YOUR GOAL: Send back the records in full, character for character.

☆ ☆ ☆

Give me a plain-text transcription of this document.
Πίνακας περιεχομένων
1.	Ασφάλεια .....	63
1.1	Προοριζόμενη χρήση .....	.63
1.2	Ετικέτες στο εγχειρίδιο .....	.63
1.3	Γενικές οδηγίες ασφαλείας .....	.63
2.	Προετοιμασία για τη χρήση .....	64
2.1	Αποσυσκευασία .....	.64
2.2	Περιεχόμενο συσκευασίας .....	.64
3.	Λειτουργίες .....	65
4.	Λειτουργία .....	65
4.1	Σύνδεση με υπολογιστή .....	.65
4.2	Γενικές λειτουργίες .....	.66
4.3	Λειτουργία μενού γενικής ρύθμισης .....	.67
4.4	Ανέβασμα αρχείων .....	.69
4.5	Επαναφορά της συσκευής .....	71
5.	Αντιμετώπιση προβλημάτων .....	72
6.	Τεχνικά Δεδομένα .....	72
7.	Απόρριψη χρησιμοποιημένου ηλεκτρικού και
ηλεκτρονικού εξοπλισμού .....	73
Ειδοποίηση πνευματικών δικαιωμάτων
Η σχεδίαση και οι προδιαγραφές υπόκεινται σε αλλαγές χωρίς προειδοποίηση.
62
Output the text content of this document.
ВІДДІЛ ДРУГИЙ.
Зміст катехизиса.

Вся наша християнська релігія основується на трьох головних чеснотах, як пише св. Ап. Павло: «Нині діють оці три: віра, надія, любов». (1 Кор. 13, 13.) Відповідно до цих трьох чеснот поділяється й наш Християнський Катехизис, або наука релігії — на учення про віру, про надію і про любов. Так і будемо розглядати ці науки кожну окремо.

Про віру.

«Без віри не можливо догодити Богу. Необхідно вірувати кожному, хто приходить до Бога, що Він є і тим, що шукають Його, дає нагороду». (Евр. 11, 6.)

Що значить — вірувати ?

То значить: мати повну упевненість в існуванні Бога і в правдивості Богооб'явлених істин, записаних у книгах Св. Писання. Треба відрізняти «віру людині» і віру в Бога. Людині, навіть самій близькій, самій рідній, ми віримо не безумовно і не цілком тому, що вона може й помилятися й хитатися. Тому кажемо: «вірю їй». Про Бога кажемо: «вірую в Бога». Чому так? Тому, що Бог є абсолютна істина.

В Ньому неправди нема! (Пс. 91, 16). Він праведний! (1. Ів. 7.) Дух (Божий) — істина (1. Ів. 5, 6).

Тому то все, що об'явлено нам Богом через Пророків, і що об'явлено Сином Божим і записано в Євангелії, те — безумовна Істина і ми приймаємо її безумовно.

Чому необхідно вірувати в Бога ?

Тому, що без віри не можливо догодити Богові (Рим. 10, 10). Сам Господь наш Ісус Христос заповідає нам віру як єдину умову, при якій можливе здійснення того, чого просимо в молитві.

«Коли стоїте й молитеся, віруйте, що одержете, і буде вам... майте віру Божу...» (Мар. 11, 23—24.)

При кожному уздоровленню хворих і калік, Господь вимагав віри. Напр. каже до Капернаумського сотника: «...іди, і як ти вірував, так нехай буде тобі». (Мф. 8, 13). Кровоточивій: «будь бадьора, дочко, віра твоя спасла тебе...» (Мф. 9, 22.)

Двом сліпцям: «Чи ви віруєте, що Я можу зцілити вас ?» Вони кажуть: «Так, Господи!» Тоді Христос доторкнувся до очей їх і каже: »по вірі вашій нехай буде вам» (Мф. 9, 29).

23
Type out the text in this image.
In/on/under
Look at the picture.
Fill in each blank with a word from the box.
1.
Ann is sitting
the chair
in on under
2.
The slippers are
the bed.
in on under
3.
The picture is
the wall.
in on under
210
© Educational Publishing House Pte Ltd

☆ ☆ ☆

SOLUTION TO THIS EXERCISE:
Give me a plain-text transcription of this document.
Πίνακας περιεχομένων
1.	Ασφάλεια .....	63
1.1	Προοριζόμενη χρήση .....	.63
1.2	Ετικέτες στο εγχειρίδιο .....	.63
1.3	Γενικές οδηγίες ασφαλείας .....	.63
2.	Προετοιμασία για τη χρήση .....	64
2.1	Αποσυσκευασία .....	.64
2.2	Περιεχόμενο συσκευασίας .....	.64
3.	Λειτουργίες .....	65
4.	Λειτουργία .....	65
4.1	Σύνδεση με υπολογιστή .....	.65
4.2	Γενικές λειτουργίες .....	.66
4.3	Λειτουργία μενού γενικής ρύθμισης .....	.67
4.4	Ανέβασμα αρχείων .....	.69
4.5	Επαναφορά της συσκευής .....	71
5.	Αντιμετώπιση προβλημάτων .....	72
6.	Τεχνικά Δεδομένα .....	72
7.	Απόρριψη χρησιμοποιημένου ηλεκτρικού και
ηλεκτρονικού εξοπλισμού .....	73
Ειδοποίηση πνευματικών δικαιωμάτων
Η σχεδίαση και οι προδιαγραφές υπόκεινται σε αλλαγές χωρίς προειδοποίηση.
62
Output the text content of this document.
ВІДДІЛ ДРУГИЙ.
Зміст катехизиса.

Вся наша християнська релігія основується на трьох головних чеснотах, як пише св. Ап. Павло: «Нині діють оці три: віра, надія, любов». (1 Кор. 13, 13.) Відповідно до цих трьох чеснот поділяється й наш Християнський Катехизис, або наука релігії — на учення про віру, про надію і про любов. Так і будемо розглядати ці науки кожну окремо.

Про віру.

«Без віри не можливо догодити Богу. Необхідно вірувати кожному, хто приходить до Бога, що Він є і тим, що шукають Його, дає нагороду». (Евр. 11, 6.)

Що значить — вірувати ?

То значить: мати повну упевненість в існуванні Бога і в правдивості Богооб'явлених істин, записаних у книгах Св. Писання. Треба відрізняти «віру людині» і віру в Бога. Людині, навіть самій близькій, самій рідній, ми віримо не безумовно і не цілком тому, що вона може й помилятися й хитатися. Тому кажемо: «вірю їй». Про Бога кажемо: «вірую в Бога». Чому так? Тому, що Бог є абсолютна істина.

В Ньому неправди нема! (Пс. 91, 16). Він праведний! (1. Ів. 7.) Дух (Божий) — істина (1. Ів. 5, 6).

Тому то все, що об'явлено нам Богом через Пророків, і що об'явлено Сином Божим і записано в Євангелії, те — безумовна Істина і ми приймаємо її безумовно.

Чому необхідно вірувати в Бога ?

Тому, що без віри не можливо догодити Богові (Рим. 10, 10). Сам Господь наш Ісус Христос заповідає нам віру як єдину умову, при якій можливе здійснення того, чого просимо в молитві.

«Коли стоїте й молитеся, віруйте, що одержете, і буде вам... майте віру Божу...» (Мар. 11, 23—24.)

При кожному уздоровленню хворих і калік, Господь вимагав віри. Напр. каже до Капернаумського сотника: «...іди, і як ти вірував, так нехай буде тобі». (Мф. 8, 13). Кровоточивій: «будь бадьора, дочко, віра твоя спасла тебе...» (Мф. 9, 22.)

Двом сліпцям: «Чи ви віруєте, що Я можу зцілити вас ?» Вони кажуть: «Так, Господи!» Тоді Христос доторкнувся до очей їх і каже: »по вірі вашій нехай буде вам» (Мф. 9, 29).

23
Type out the text in this image.
In/on/under
Look at the picture.
Fill in each blank with a word from the box.
1.
Ann is sitting
the chair
in on under
2.
The slippers are
the bed.
in on under
3.
The picture is
the wall.
in on under
210
© Educational Publishing House Pte Ltd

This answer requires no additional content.